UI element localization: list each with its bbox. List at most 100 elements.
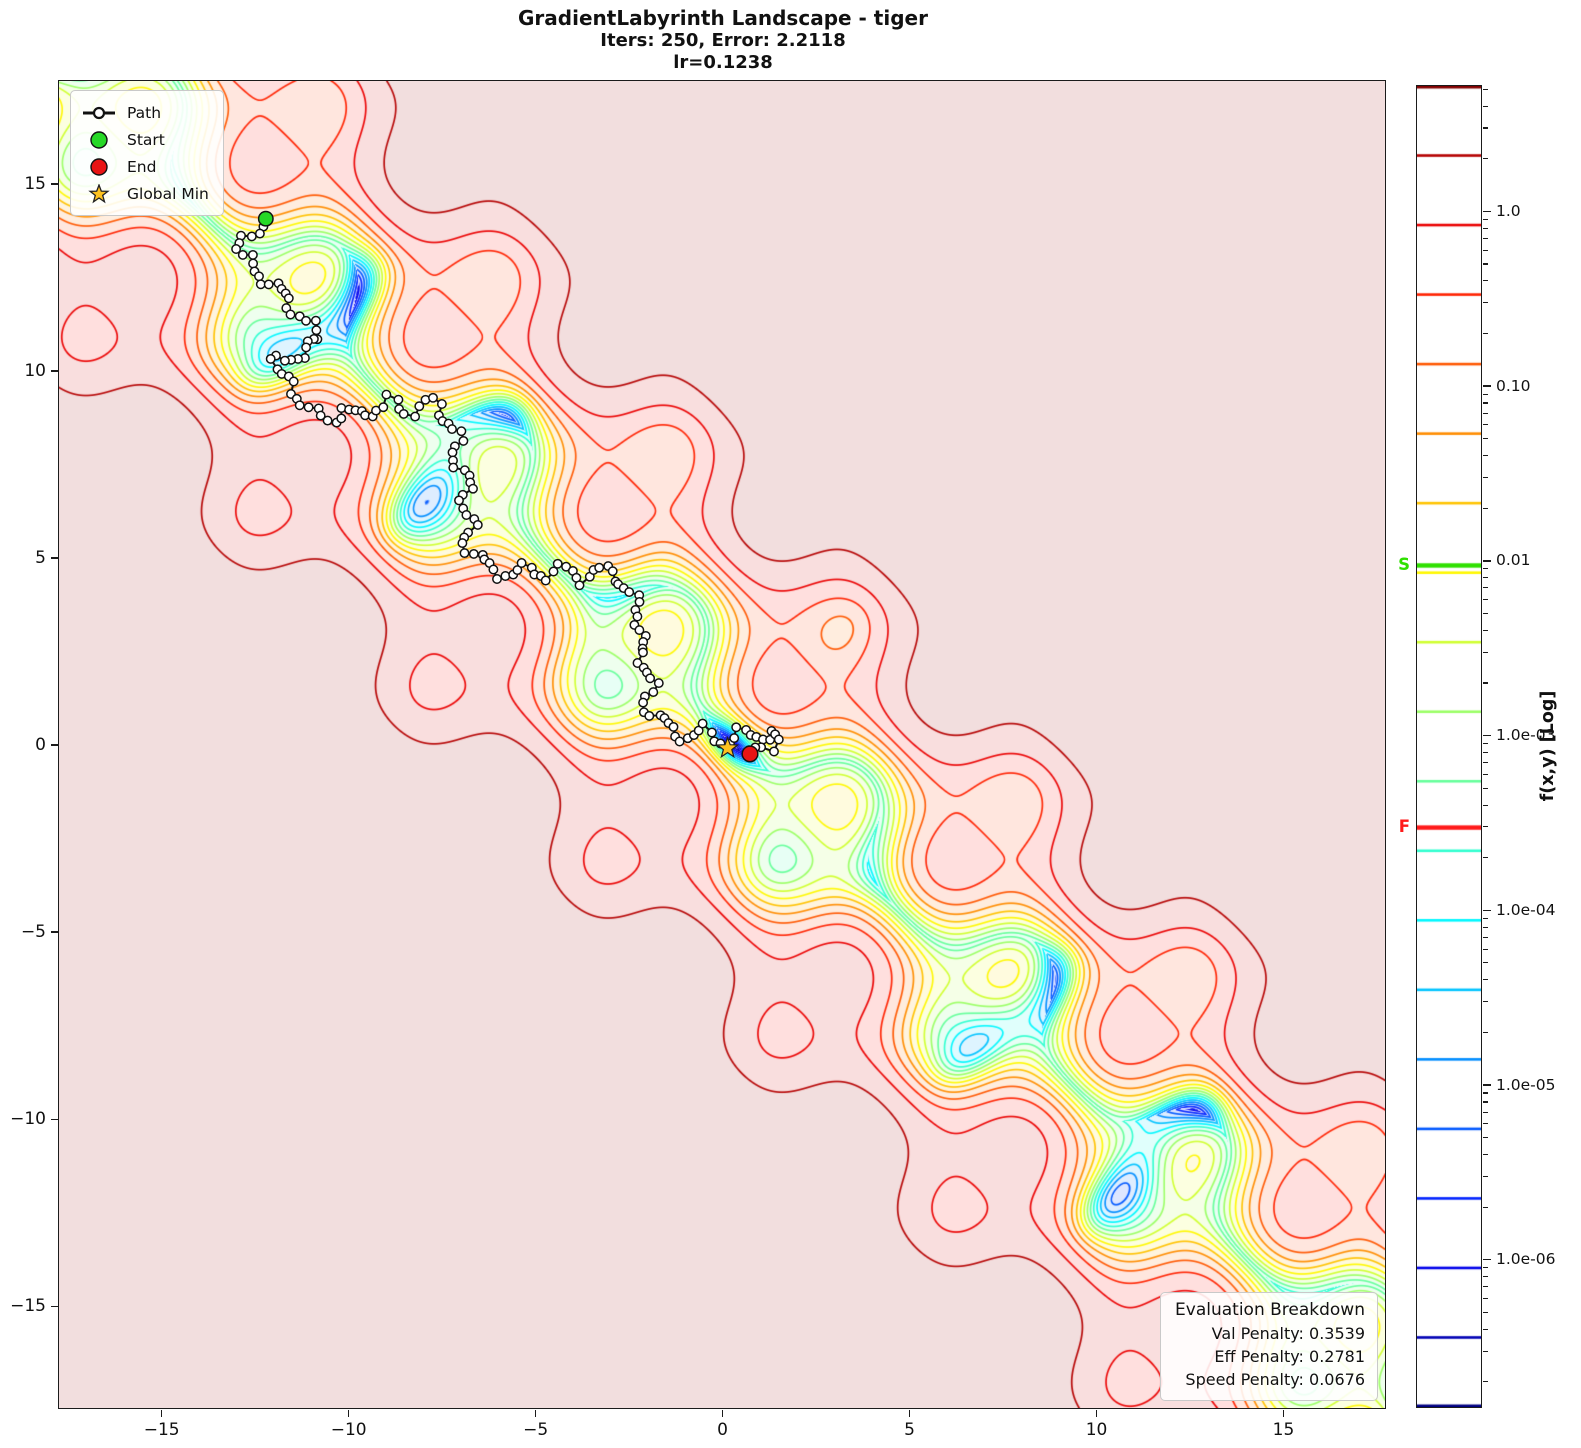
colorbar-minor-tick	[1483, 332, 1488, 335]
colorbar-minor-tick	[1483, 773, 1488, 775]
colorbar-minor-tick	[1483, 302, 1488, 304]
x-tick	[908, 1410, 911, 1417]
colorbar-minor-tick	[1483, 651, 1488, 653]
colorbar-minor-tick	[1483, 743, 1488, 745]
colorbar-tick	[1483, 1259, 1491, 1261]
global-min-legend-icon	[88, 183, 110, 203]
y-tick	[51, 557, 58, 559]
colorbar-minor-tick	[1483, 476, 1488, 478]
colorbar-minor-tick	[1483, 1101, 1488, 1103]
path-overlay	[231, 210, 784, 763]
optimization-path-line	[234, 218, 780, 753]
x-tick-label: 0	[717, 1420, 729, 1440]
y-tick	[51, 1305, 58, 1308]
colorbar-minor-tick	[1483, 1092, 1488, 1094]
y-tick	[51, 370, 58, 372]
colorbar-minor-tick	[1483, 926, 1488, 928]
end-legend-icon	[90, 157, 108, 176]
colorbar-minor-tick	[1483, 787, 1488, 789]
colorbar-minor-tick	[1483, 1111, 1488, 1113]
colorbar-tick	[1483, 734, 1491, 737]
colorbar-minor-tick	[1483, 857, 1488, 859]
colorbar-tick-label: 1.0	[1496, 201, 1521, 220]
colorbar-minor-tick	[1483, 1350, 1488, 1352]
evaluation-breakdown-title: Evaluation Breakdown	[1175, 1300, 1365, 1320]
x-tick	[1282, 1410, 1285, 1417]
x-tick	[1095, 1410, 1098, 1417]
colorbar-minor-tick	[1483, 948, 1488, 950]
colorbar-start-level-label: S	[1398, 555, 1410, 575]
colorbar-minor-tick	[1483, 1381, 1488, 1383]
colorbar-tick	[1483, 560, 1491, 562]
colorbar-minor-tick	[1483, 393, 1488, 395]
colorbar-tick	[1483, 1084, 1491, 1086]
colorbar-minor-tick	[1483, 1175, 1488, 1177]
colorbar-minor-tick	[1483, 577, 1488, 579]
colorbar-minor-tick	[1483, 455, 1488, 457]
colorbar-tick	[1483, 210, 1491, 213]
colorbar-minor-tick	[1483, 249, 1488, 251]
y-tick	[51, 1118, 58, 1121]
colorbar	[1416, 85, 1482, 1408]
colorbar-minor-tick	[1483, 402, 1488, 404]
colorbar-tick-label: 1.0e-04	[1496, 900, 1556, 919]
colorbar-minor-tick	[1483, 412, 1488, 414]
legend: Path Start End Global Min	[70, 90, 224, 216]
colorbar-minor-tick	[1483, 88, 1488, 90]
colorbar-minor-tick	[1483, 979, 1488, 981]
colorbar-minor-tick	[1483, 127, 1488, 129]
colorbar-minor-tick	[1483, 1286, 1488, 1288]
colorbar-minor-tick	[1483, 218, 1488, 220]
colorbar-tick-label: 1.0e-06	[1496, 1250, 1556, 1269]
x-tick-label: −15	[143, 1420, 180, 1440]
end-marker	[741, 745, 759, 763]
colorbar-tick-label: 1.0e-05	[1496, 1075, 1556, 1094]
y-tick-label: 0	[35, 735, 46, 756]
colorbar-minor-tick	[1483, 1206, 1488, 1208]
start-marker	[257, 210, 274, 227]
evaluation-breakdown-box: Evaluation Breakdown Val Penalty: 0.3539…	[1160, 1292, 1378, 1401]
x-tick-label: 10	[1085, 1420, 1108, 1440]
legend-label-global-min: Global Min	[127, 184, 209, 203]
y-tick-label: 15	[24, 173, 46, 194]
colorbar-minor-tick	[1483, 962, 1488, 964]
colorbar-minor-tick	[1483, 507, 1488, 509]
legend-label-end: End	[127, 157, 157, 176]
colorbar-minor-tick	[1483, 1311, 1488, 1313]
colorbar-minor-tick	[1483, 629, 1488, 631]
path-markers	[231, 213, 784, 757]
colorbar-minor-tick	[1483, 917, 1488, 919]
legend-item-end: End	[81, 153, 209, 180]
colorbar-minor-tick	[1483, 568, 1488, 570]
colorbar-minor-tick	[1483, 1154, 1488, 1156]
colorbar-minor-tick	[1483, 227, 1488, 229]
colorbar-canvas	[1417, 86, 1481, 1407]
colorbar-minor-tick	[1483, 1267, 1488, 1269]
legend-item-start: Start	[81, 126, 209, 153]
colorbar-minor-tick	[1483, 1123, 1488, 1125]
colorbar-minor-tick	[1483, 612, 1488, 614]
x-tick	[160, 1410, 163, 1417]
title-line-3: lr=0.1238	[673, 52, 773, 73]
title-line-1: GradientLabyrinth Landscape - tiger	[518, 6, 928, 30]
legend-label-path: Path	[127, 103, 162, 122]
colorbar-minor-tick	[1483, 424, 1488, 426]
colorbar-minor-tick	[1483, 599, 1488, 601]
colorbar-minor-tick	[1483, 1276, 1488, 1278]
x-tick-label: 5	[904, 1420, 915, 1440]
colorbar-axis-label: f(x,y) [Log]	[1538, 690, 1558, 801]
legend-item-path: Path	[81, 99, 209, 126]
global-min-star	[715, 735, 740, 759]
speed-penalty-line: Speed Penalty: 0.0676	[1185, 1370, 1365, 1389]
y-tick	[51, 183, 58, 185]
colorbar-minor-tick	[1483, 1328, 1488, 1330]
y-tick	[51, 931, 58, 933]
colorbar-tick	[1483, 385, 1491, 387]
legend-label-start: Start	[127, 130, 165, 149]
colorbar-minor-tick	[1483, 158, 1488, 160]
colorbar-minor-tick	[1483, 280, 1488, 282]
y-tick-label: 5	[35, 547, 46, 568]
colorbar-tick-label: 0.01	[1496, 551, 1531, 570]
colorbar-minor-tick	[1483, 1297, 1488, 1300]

= = = =

• **Stated task**
Extract every line of the material above verbatim, and leave the picture out of your answer.

• **The result**
UI element localization: list each with its bbox. List at most 100 elements.
colorbar-minor-tick	[1483, 332, 1488, 335]
colorbar-minor-tick	[1483, 773, 1488, 775]
colorbar-minor-tick	[1483, 302, 1488, 304]
x-tick	[908, 1410, 911, 1417]
colorbar-minor-tick	[1483, 651, 1488, 653]
colorbar-minor-tick	[1483, 743, 1488, 745]
colorbar-tick	[1483, 1259, 1491, 1261]
global-min-legend-icon	[88, 183, 110, 203]
y-tick	[51, 557, 58, 559]
colorbar-minor-tick	[1483, 476, 1488, 478]
colorbar-minor-tick	[1483, 1101, 1488, 1103]
path-overlay	[231, 210, 784, 763]
optimization-path-line	[234, 218, 780, 753]
x-tick-label: 0	[717, 1420, 729, 1440]
y-tick	[51, 1305, 58, 1308]
colorbar-minor-tick	[1483, 1092, 1488, 1094]
y-tick	[51, 370, 58, 372]
colorbar-minor-tick	[1483, 926, 1488, 928]
end-legend-icon	[90, 157, 108, 176]
colorbar-minor-tick	[1483, 787, 1488, 789]
colorbar-minor-tick	[1483, 1111, 1488, 1113]
colorbar-tick	[1483, 734, 1491, 737]
colorbar-minor-tick	[1483, 857, 1488, 859]
colorbar-tick-label: 1.0	[1496, 201, 1521, 220]
colorbar-minor-tick	[1483, 1350, 1488, 1352]
evaluation-breakdown-title: Evaluation Breakdown	[1175, 1300, 1365, 1320]
x-tick	[1282, 1410, 1285, 1417]
x-tick	[1095, 1410, 1098, 1417]
colorbar-minor-tick	[1483, 948, 1488, 950]
colorbar-start-level-label: S	[1398, 555, 1410, 575]
colorbar-minor-tick	[1483, 1381, 1488, 1383]
colorbar-tick	[1483, 560, 1491, 562]
colorbar-minor-tick	[1483, 393, 1488, 395]
colorbar-tick	[1483, 1084, 1491, 1086]
colorbar-minor-tick	[1483, 1175, 1488, 1177]
colorbar-minor-tick	[1483, 577, 1488, 579]
colorbar-minor-tick	[1483, 455, 1488, 457]
colorbar-tick	[1483, 210, 1491, 213]
colorbar-minor-tick	[1483, 249, 1488, 251]
y-tick	[51, 1118, 58, 1121]
colorbar	[1416, 85, 1482, 1408]
colorbar-minor-tick	[1483, 402, 1488, 404]
colorbar-tick-label: 1.0e-04	[1496, 900, 1556, 919]
colorbar-minor-tick	[1483, 412, 1488, 414]
legend: Path Start End Global Min	[70, 90, 224, 216]
colorbar-minor-tick	[1483, 88, 1488, 90]
colorbar-minor-tick	[1483, 979, 1488, 981]
colorbar-minor-tick	[1483, 127, 1488, 129]
colorbar-minor-tick	[1483, 1286, 1488, 1288]
colorbar-minor-tick	[1483, 218, 1488, 220]
colorbar-tick-label: 1.0e-06	[1496, 1250, 1556, 1269]
x-tick-label: −15	[143, 1420, 180, 1440]
end-marker	[741, 745, 759, 763]
colorbar-tick-label: 1.0e-05	[1496, 1075, 1556, 1094]
y-tick-label: 0	[35, 735, 46, 756]
colorbar-minor-tick	[1483, 1206, 1488, 1208]
start-marker	[257, 210, 274, 227]
evaluation-breakdown-box: Evaluation Breakdown Val Penalty: 0.3539…	[1160, 1292, 1378, 1401]
x-tick-label: 10	[1085, 1420, 1108, 1440]
legend-label-global-min: Global Min	[127, 184, 209, 203]
y-tick-label: 15	[24, 173, 46, 194]
colorbar-minor-tick	[1483, 962, 1488, 964]
colorbar-minor-tick	[1483, 507, 1488, 509]
legend-label-end: End	[127, 157, 157, 176]
colorbar-minor-tick	[1483, 1311, 1488, 1313]
colorbar-minor-tick	[1483, 629, 1488, 631]
path-markers	[231, 213, 784, 757]
colorbar-minor-tick	[1483, 917, 1488, 919]
legend-item-end: End	[81, 153, 209, 180]
colorbar-minor-tick	[1483, 568, 1488, 570]
colorbar-minor-tick	[1483, 1154, 1488, 1156]
colorbar-minor-tick	[1483, 227, 1488, 229]
colorbar-canvas	[1417, 86, 1481, 1407]
colorbar-minor-tick	[1483, 1267, 1488, 1269]
legend-item-start: Start	[81, 126, 209, 153]
colorbar-minor-tick	[1483, 1123, 1488, 1125]
colorbar-minor-tick	[1483, 612, 1488, 614]
x-tick	[160, 1410, 163, 1417]
title-line-3: lr=0.1238	[673, 52, 773, 73]
title-line-1: GradientLabyrinth Landscape - tiger	[518, 6, 928, 30]
legend-label-path: Path	[127, 103, 162, 122]
colorbar-minor-tick	[1483, 424, 1488, 426]
colorbar-minor-tick	[1483, 599, 1488, 601]
colorbar-minor-tick	[1483, 1276, 1488, 1278]
x-tick-label: 5	[904, 1420, 915, 1440]
colorbar-axis-label: f(x,y) [Log]	[1538, 690, 1558, 801]
legend-item-path: Path	[81, 99, 209, 126]
global-min-star	[715, 735, 740, 759]
speed-penalty-line: Speed Penalty: 0.0676	[1185, 1370, 1365, 1389]
y-tick	[51, 183, 58, 185]
colorbar-minor-tick	[1483, 1328, 1488, 1330]
y-tick	[51, 931, 58, 933]
colorbar-tick	[1483, 385, 1491, 387]
legend-label-start: Start	[127, 130, 165, 149]
colorbar-minor-tick	[1483, 158, 1488, 160]
colorbar-minor-tick	[1483, 280, 1488, 282]
y-tick-label: 5	[35, 547, 46, 568]
colorbar-tick-label: 0.01	[1496, 551, 1531, 570]
colorbar-minor-tick	[1483, 1297, 1488, 1300]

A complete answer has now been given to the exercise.